* _Exercise details_
Could you give the data below again, exactly and completely?

— begin Items —

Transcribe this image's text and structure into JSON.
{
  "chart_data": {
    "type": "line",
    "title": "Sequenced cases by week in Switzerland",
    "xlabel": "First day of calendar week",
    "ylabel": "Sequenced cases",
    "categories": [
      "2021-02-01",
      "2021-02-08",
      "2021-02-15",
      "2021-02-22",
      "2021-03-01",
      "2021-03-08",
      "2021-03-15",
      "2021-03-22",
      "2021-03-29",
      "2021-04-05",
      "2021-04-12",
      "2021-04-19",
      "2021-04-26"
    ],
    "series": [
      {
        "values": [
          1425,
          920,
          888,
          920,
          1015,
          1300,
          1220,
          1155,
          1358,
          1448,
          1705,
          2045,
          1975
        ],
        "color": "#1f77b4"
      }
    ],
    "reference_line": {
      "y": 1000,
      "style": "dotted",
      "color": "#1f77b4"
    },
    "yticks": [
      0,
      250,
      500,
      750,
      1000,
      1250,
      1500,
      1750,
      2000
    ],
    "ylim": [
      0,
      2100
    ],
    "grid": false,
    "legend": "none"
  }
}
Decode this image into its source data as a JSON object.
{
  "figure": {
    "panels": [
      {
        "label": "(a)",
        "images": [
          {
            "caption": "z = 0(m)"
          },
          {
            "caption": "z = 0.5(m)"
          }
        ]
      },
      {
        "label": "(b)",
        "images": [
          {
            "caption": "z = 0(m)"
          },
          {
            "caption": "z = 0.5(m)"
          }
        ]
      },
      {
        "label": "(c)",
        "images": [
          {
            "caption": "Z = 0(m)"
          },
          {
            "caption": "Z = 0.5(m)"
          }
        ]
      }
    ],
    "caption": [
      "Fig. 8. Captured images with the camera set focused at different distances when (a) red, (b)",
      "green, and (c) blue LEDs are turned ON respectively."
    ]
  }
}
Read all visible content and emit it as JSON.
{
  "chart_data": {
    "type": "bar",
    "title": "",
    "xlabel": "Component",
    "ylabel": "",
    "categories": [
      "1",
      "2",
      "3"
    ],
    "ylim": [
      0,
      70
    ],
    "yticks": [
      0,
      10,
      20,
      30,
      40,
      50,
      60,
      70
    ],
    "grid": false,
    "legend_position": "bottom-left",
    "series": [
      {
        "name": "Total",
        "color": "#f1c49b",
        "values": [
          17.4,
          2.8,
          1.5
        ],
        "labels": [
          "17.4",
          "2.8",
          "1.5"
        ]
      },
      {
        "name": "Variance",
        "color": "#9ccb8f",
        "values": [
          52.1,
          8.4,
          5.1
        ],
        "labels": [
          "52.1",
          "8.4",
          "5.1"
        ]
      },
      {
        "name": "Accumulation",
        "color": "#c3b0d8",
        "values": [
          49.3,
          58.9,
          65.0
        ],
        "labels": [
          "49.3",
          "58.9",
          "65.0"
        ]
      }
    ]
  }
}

— end Items —

* _Response_
Transcribe this image's text and structure into JSON.
{
  "chart_data": {
    "type": "line",
    "title": "Sequenced cases by week in Switzerland",
    "xlabel": "First day of calendar week",
    "ylabel": "Sequenced cases",
    "categories": [
      "2021-02-01",
      "2021-02-08",
      "2021-02-15",
      "2021-02-22",
      "2021-03-01",
      "2021-03-08",
      "2021-03-15",
      "2021-03-22",
      "2021-03-29",
      "2021-04-05",
      "2021-04-12",
      "2021-04-19",
      "2021-04-26"
    ],
    "series": [
      {
        "values": [
          1425,
          920,
          888,
          920,
          1015,
          1300,
          1220,
          1155,
          1358,
          1448,
          1705,
          2045,
          1975
        ],
        "color": "#1f77b4"
      }
    ],
    "reference_line": {
      "y": 1000,
      "style": "dotted",
      "color": "#1f77b4"
    },
    "yticks": [
      0,
      250,
      500,
      750,
      1000,
      1250,
      1500,
      1750,
      2000
    ],
    "ylim": [
      0,
      2100
    ],
    "grid": false,
    "legend": "none"
  }
}
Decode this image into its source data as a JSON object.
{
  "figure": {
    "panels": [
      {
        "label": "(a)",
        "images": [
          {
            "caption": "z = 0(m)"
          },
          {
            "caption": "z = 0.5(m)"
          }
        ]
      },
      {
        "label": "(b)",
        "images": [
          {
            "caption": "z = 0(m)"
          },
          {
            "caption": "z = 0.5(m)"
          }
        ]
      },
      {
        "label": "(c)",
        "images": [
          {
            "caption": "Z = 0(m)"
          },
          {
            "caption": "Z = 0.5(m)"
          }
        ]
      }
    ],
    "caption": [
      "Fig. 8. Captured images with the camera set focused at different distances when (a) red, (b)",
      "green, and (c) blue LEDs are turned ON respectively."
    ]
  }
}
Read all visible content and emit it as JSON.
{
  "chart_data": {
    "type": "bar",
    "title": "",
    "xlabel": "Component",
    "ylabel": "",
    "categories": [
      "1",
      "2",
      "3"
    ],
    "ylim": [
      0,
      70
    ],
    "yticks": [
      0,
      10,
      20,
      30,
      40,
      50,
      60,
      70
    ],
    "grid": false,
    "legend_position": "bottom-left",
    "series": [
      {
        "name": "Total",
        "color": "#f1c49b",
        "values": [
          17.4,
          2.8,
          1.5
        ],
        "labels": [
          "17.4",
          "2.8",
          "1.5"
        ]
      },
      {
        "name": "Variance",
        "color": "#9ccb8f",
        "values": [
          52.1,
          8.4,
          5.1
        ],
        "labels": [
          "52.1",
          "8.4",
          "5.1"
        ]
      },
      {
        "name": "Accumulation",
        "color": "#c3b0d8",
        "values": [
          49.3,
          58.9,
          65.0
        ],
        "labels": [
          "49.3",
          "58.9",
          "65.0"
        ]
      }
    ]
  }
}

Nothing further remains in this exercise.